** BEGIN Stored records **

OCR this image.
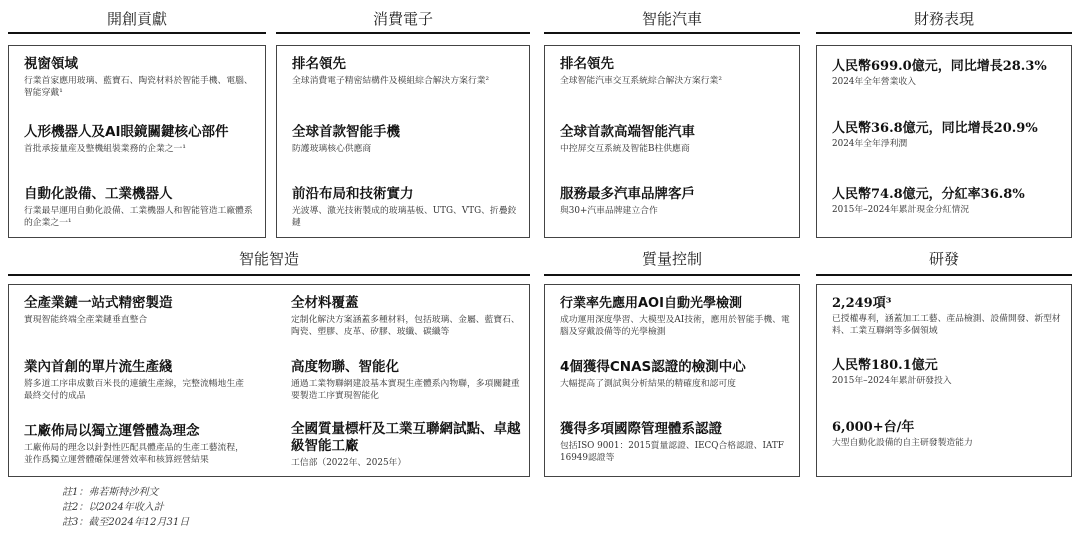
開創貢獻	消費電子	智能汽車	財務表現
視窗領域
行業首家應用玻璃、藍寶石、陶瓷材料於智能手機、電腦、智能穿戴¹
人形機器人及AI眼鏡關鍵核心部件
首批承接量産及整機組裝業務的企業之一¹
自動化設備、工業機器人
行業最早運用自動化設備、工業機器人和智能管造工廠體系的企業之一¹
排名領先
全球消費電子精密結構件及模組綜合解決方案行業²
全球首款智能手機
防護玻璃核心供應商
前沿布局和技術實力
光波導、激光技術製成的玻璃基板、UTG、VTG、折疊鉸鏈
排名領先
全球智能汽車交互系統綜合解決方案行業²
全球首款高端智能汽車
中控屏交互系統及智能B柱供應商
服務最多汽車品牌客戶
與30+汽車品牌建立合作
人民幣699.0億元，同比增長28.3%
2024年全年營業收入
人民幣36.8億元，同比增長20.9%
2024年全年淨利潤
人民幣74.8億元，分紅率36.8%
2015年–2024年累計現金分紅情況
智能智造	質量控制	研發
全產業鏈一站式精密製造
實現智能終端全產業鏈垂直整合
業內首創的單片流生產綫
將多道工序串成數百米長的連續生產線，完整流暢地生產最終交付的成品
工廠佈局以獨立運營體為理念
工廠佈局的理念以針對性匹配具體產品的生產工藝流程，並作爲獨立運營體確保運營效率和核算經營結果
全材料覆蓋
定制化解決方案涵蓋多種材料，包括玻璃、金屬、藍寶石、陶瓷、塑膠、皮革、矽膠、玻纖、碳纖等
高度物聯、智能化
通過工業物聯網建設基本實現生產體系內物聯，多項關鍵重要製造工序實現智能化
全國質量標杆及工業互聯網試點、卓越級智能工廠
工信部（2022年、2025年）
行業率先應用AOI自動光學檢測
成功運用深度學習、大模型及AI技術，應用於智能手機、電腦及穿戴設備等的光學檢測
4個獲得CNAS認證的檢測中心
大幅提高了測試與分析結果的精確度和認可度
獲得多項國際管理體系認證
包括ISO 9001：2015質量認證、IECQ合格認證、IATF 16949認證等
2,249項³
已授權專利，涵蓋加工工藝、產品檢測、設備開發、新型材料、工業互聯網等多個領域
人民幣180.1億元
2015年–2024年累計研發投入
6,000+台/年
大型自動化設備的自主研發製造能力
註1：弗若斯特沙利文
註2：以2024年收入計
註3：截至2024年12月31日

** END Stored records **

Requirements: Write out every line above exactly as it is, leaving out the pictures.

Output for this exercise:
OCR this image.
開創貢獻	消費電子	智能汽車	財務表現
視窗領域
行業首家應用玻璃、藍寶石、陶瓷材料於智能手機、電腦、智能穿戴¹
人形機器人及AI眼鏡關鍵核心部件
首批承接量産及整機組裝業務的企業之一¹
自動化設備、工業機器人
行業最早運用自動化設備、工業機器人和智能管造工廠體系的企業之一¹
排名領先
全球消費電子精密結構件及模組綜合解決方案行業²
全球首款智能手機
防護玻璃核心供應商
前沿布局和技術實力
光波導、激光技術製成的玻璃基板、UTG、VTG、折疊鉸鏈
排名領先
全球智能汽車交互系統綜合解決方案行業²
全球首款高端智能汽車
中控屏交互系統及智能B柱供應商
服務最多汽車品牌客戶
與30+汽車品牌建立合作
人民幣699.0億元，同比增長28.3%
2024年全年營業收入
人民幣36.8億元，同比增長20.9%
2024年全年淨利潤
人民幣74.8億元，分紅率36.8%
2015年–2024年累計現金分紅情況
智能智造	質量控制	研發
全產業鏈一站式精密製造
實現智能終端全產業鏈垂直整合
業內首創的單片流生產綫
將多道工序串成數百米長的連續生產線，完整流暢地生產最終交付的成品
工廠佈局以獨立運營體為理念
工廠佈局的理念以針對性匹配具體產品的生產工藝流程，並作爲獨立運營體確保運營效率和核算經營結果
全材料覆蓋
定制化解決方案涵蓋多種材料，包括玻璃、金屬、藍寶石、陶瓷、塑膠、皮革、矽膠、玻纖、碳纖等
高度物聯、智能化
通過工業物聯網建設基本實現生產體系內物聯，多項關鍵重要製造工序實現智能化
全國質量標杆及工業互聯網試點、卓越級智能工廠
工信部（2022年、2025年）
行業率先應用AOI自動光學檢測
成功運用深度學習、大模型及AI技術，應用於智能手機、電腦及穿戴設備等的光學檢測
4個獲得CNAS認證的檢測中心
大幅提高了測試與分析結果的精確度和認可度
獲得多項國際管理體系認證
包括ISO 9001：2015質量認證、IECQ合格認證、IATF 16949認證等
2,249項³
已授權專利，涵蓋加工工藝、產品檢測、設備開發、新型材料、工業互聯網等多個領域
人民幣180.1億元
2015年–2024年累計研發投入
6,000+台/年
大型自動化設備的自主研發製造能力
註1：弗若斯特沙利文
註2：以2024年收入計
註3：截至2024年12月31日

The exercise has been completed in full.